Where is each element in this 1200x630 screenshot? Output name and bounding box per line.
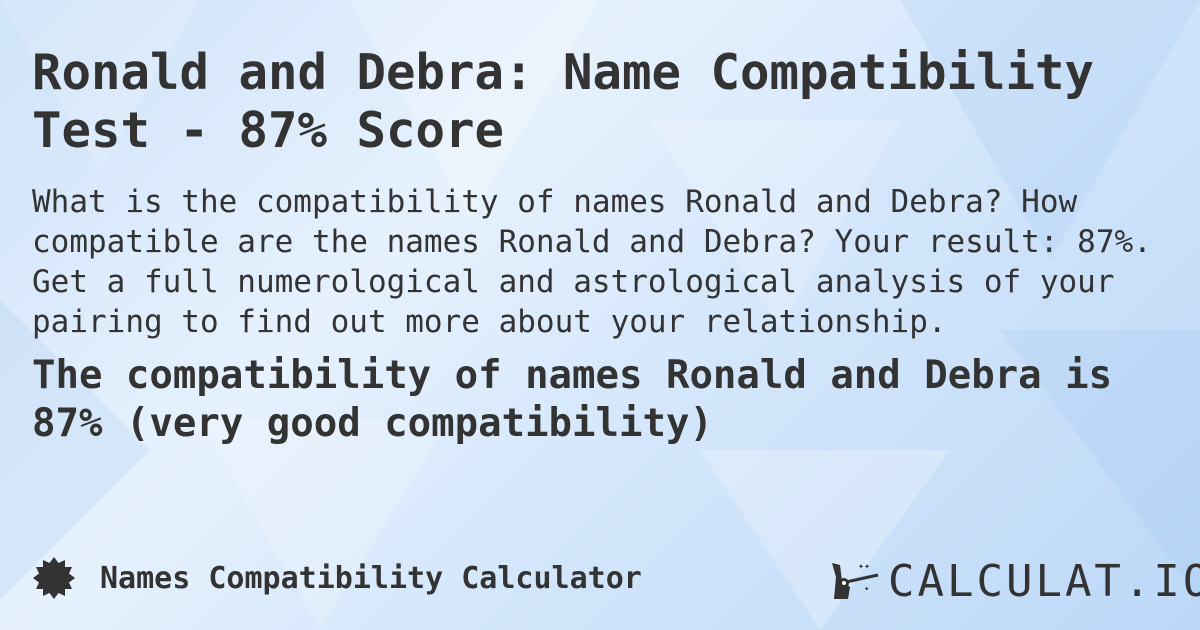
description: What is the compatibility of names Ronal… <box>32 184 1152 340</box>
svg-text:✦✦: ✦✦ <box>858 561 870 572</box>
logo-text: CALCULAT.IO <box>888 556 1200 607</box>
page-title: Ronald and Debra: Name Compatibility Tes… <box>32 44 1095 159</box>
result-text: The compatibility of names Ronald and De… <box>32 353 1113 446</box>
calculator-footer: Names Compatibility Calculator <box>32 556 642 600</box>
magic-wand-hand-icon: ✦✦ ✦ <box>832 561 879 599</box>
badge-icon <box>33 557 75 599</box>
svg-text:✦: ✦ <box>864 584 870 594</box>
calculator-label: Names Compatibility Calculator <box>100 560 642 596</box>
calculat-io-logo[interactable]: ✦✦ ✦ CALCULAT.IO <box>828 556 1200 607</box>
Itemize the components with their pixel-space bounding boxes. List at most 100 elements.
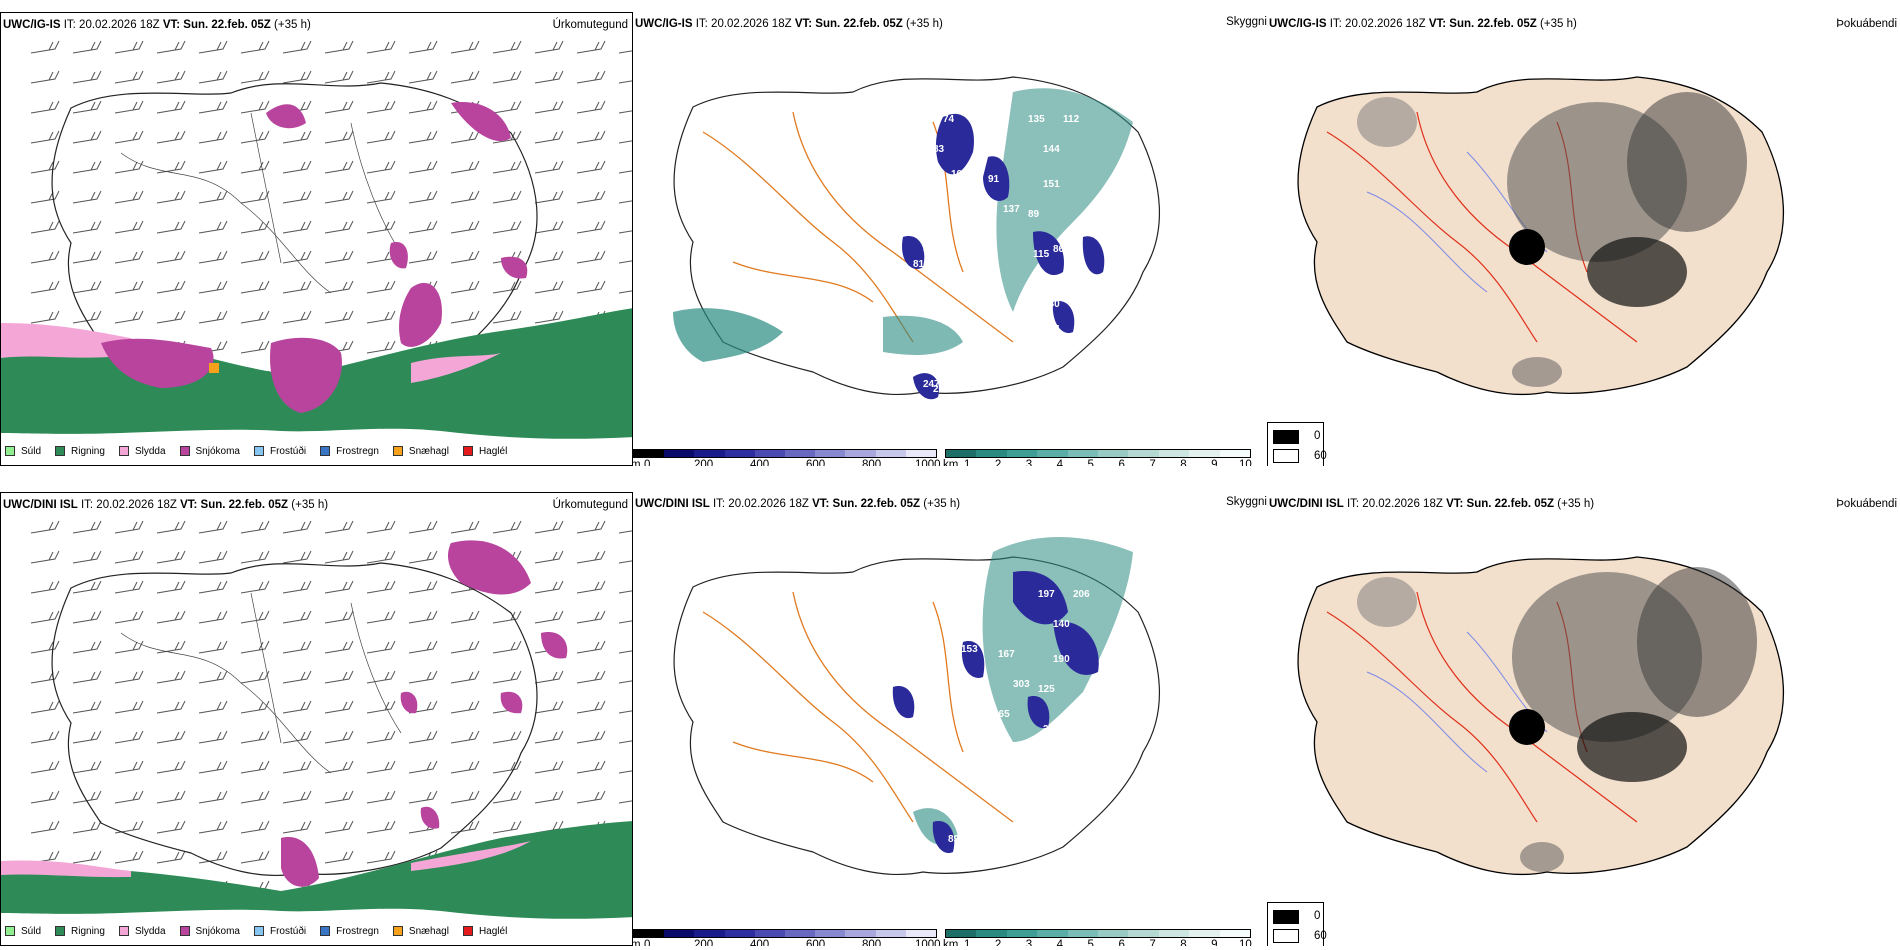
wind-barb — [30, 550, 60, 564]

☆ ☆ ☆ ☆ ☆ ☆ ☆

BRIEF: Return the listing above line for line without any changes, leaving out the pictures.

ANSWER FOR THE TASK:
Where is each element in this 1200x630 screenshot? Output name and bounding box per line.
description: What is the compatibility of names Ronal… <box>32 184 1152 340</box>
svg-text:✦✦: ✦✦ <box>858 561 870 572</box>
logo-text: CALCULAT.IO <box>888 556 1200 607</box>
page-title: Ronald and Debra: Name Compatibility Tes… <box>32 44 1095 159</box>
result-text: The compatibility of names Ronald and De… <box>32 353 1113 446</box>
calculator-footer: Names Compatibility Calculator <box>32 556 642 600</box>
magic-wand-hand-icon: ✦✦ ✦ <box>832 561 879 599</box>
badge-icon <box>33 557 75 599</box>
svg-text:✦: ✦ <box>864 584 870 594</box>
calculator-label: Names Compatibility Calculator <box>100 560 642 596</box>
calculat-io-logo[interactable]: ✦✦ ✦ CALCULAT.IO <box>828 556 1200 607</box>
Itemize the components with their pixel-space bounding boxes. List at most 100 elements.
wind-barb — [30, 550, 60, 564]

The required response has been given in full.